SELECTED EXCERPT —
Iraq Football Association
- Short name: IFA
- Founded: 8 October 1948; 77 years ago
- Headquarters: Zayouna, Baghdad, Iraq
- FIFA affiliation: 1950
- AFC affiliation: 1970
- WAFF affiliation: 2001 (founding member)
- President: Younis Mahmoud
- Vice-President: Sarmad Abdelilah (1st) Mohammed Nasser Shakroun (2nd)
- Website: ifa.iq

= Iraq Football Association =

Governing body of football in Iraq

The Iraq Football Association (IFA) (الاتحاد العراقي لكرة القدم; یەکێتیی تۆپی پێی عێراق) is the governing body of football in Iraq, controlling the Iraqi national team and the Iraqi football league system. The Iraqi Football Association was founded in 1948 and has been a member of FIFA since 1950, the Asian Football Confederation since 1970, and the Sub-confederation regional body West Asian Football Federation since 2001. Iraq is also part of the Union of Arab Football Associations (founded in 1974) and the Gulf Football Federation (founded in 2016). The Iraqi team is commonly known as Usood Al-Rafidain (أسود الرافدين), which literally means Lions of Mesopotamia.

==History==
The Iraq Football Association (Ittihad Al-Iraqi Le-Korat Al-Kadem) was formed on October 8, 1948, and was the third sports union to be founded in Iraq after the Track and Field Athletics and the Basketball Federations. The two unions took part at the 1948 Olympic Games in London, held from July 29 to August 14, however the IFA had not been founded, so no football team took part in the Olympics. It was during the Olympics that the idea of a football association in Iraq was put forward. During the 1948 London Olympic Games, Iraq's basketball team lost every game by an average of 104 points per game. They scored an average of 23.5 points per game. The team included Iraq's first ever-national football captain Wadud Khalil and another member of Iraq's first ever-national squad in 1951, the outside right Salih Faraj.

[Spatial layout data]

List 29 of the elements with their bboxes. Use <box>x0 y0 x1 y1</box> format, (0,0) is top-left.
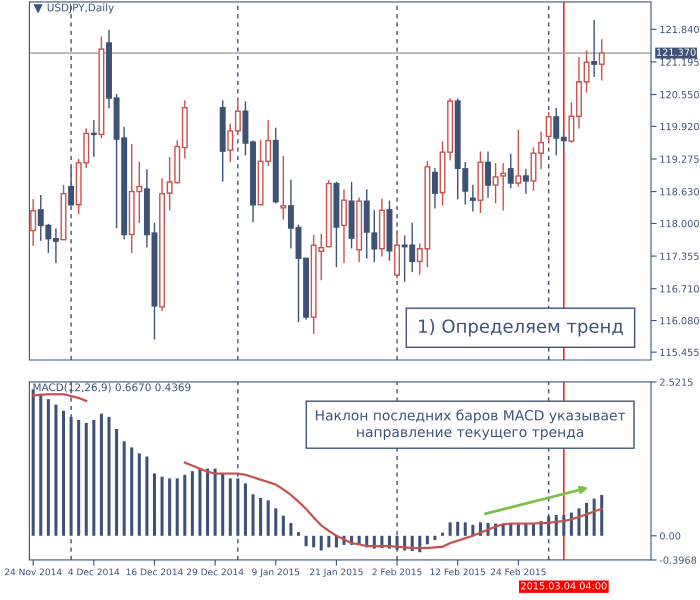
y-tick-label: 2.5215 <box>660 378 693 386</box>
chart-title: USDJPY,Daily <box>48 3 114 14</box>
y-tick-label: 120.550 <box>660 90 699 98</box>
y-tick-label: 117.355 <box>660 252 699 260</box>
annotation: Наклон последних баров MACD указывает направление текущего тренда <box>316 410 626 440</box>
y-tick-label: 118.000 <box>660 220 699 228</box>
x-tick-label: 9 Jan 2015 <box>252 568 300 577</box>
y-tick-label: 118.630 <box>660 188 699 196</box>
y-tick-label: 0.00 <box>660 532 680 540</box>
y-tick-label: 116.710 <box>660 285 699 293</box>
x-tick-label: 16 Dec 2014 <box>126 568 183 576</box>
y-tick-label: -0.3968 <box>660 556 696 564</box>
text: 2015.03.04 04:00 <box>521 582 607 590</box>
ref-line-label: 121.370 <box>657 48 696 56</box>
y-tick-label: 119.920 <box>660 122 699 130</box>
y-tick-label: 116.080 <box>660 317 699 324</box>
chart-title: MACD(12,26,9) 0.6670 0.4369 <box>34 383 190 392</box>
annotation: 1) Определяем тренд <box>419 319 623 337</box>
y-tick-label: 115.455 <box>660 348 699 356</box>
x-tick-label: 29 Dec 2014 <box>186 568 244 576</box>
y-tick-label: 119.275 <box>660 155 699 163</box>
y-tick-label: 121.195 <box>660 58 699 66</box>
x-tick-label: 4 Dec 2014 <box>68 568 120 576</box>
x-tick-label: 21 Jan 2015 <box>310 568 363 577</box>
x-tick-label: 12 Feb 2015 <box>430 568 485 576</box>
x-tick-label: 24 Nov 2014 <box>4 568 62 576</box>
x-tick-label: 2 Feb 2015 <box>372 568 422 576</box>
x-tick-label: 24 Feb 2015 <box>490 568 546 576</box>
y-tick-label: 121.840 <box>660 26 699 34</box>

TASKS AND EXERCISES —
a) Condense the paragraph in the Iraq Football Association text that begins "The Iraq Football Association (Ittihad Al-Iraqi" into a bulleted list, keeping its main facts.
b) Using the Iraq Football Association text, mark each statement yes or no and quote the exact words that decide it:
(i) The IFA has been a member of the Asian Football Confederation since 1970.
(ii) An Iraqi football team took part in the 1948 London Olympics.
(iii) The Gulf Football Federation was founded in 1974.
The entries are not needed for this work.

EXERCISE RESULTS —
a)
- The IFA was formed on October 8, 1948, as Iraq's third sports union, after the Track and Field Athletics and Basketball Federations.
- Those two unions competed at the 1948 London Olympics (July 29 to August 14). The IFA did not yet exist, so Iraq sent no football team.
- The idea of an Iraqi football association was put forward during those Olympics.
- Iraq's basketball team lost every game by an average of 104 points and scored an average of 23.5 points per game.
- That team included Wadud Khalil, Iraq's first national football captain, and Salih Faraj, an outside right in Iraq's first national squad in 1951.

b)
(i) Yes: "the Asian Football Confederation since 1970"
(ii) No: "so no football team took part in the Olympics"
(iii) No: "the Gulf Football Federation (founded in 2016)"